• **GOAL**:
List every line in this data where the string "JSON" occurs.

## start

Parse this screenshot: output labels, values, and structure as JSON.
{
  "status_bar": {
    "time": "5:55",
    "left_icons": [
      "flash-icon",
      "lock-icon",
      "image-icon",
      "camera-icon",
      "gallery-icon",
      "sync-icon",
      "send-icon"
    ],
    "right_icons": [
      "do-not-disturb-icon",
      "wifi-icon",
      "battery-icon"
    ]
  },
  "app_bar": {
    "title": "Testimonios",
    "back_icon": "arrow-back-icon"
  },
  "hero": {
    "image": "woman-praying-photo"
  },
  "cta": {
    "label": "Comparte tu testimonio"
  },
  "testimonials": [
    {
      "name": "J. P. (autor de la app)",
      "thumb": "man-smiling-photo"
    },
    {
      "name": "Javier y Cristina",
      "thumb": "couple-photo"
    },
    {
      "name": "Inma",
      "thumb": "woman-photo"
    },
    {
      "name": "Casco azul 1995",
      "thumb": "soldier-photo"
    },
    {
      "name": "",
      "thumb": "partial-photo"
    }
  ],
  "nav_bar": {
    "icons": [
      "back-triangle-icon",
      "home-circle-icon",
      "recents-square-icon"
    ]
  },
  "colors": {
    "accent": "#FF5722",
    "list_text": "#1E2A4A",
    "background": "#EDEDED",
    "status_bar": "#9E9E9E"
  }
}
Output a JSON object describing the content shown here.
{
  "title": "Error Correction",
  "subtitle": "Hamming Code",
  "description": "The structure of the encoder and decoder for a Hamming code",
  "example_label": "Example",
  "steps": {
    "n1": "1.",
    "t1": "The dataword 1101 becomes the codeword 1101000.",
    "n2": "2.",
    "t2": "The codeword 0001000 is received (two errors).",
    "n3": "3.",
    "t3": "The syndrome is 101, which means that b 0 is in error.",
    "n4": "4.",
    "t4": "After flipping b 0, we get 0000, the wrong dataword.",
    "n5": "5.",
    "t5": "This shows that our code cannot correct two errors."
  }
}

## end

• **SOLUTION TO THIS EXERCISE**:
Parse this screenshot: output labels, values, and structure as JSON.
Output a JSON object describing the content shown here.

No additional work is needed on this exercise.